# DATASET EXCERPTS
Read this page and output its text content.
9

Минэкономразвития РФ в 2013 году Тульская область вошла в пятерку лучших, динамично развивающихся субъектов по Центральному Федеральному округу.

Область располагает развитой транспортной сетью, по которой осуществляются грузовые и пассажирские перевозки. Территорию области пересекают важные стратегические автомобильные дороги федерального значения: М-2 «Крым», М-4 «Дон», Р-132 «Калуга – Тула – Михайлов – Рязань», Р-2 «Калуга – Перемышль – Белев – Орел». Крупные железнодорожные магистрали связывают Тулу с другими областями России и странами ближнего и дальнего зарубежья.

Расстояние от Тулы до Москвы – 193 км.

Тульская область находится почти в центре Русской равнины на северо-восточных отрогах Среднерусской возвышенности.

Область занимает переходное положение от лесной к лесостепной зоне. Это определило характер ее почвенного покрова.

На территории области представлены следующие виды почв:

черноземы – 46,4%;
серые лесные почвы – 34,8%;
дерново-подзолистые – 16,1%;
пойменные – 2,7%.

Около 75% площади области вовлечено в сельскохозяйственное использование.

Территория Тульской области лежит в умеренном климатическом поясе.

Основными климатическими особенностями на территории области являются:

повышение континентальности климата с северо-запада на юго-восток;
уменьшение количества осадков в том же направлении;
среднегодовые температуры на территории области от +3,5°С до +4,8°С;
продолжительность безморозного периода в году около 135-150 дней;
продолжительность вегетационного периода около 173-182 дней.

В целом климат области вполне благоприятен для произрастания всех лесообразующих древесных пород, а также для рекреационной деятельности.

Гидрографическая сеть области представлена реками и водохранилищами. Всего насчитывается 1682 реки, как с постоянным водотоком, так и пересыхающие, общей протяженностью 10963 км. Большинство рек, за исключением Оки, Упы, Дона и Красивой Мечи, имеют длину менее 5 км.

# TASK INSTRUCTIONS
Copy every line above that includes the string "году".

# REPLY TO THE TASK
Минэкономразвития РФ в 2013 году Тульская область вошла в пятерку лучших, динамично развивающихся субъектов по Центральному Федеральному округу.
продолжительность безморозного периода в году около 135-150 дней;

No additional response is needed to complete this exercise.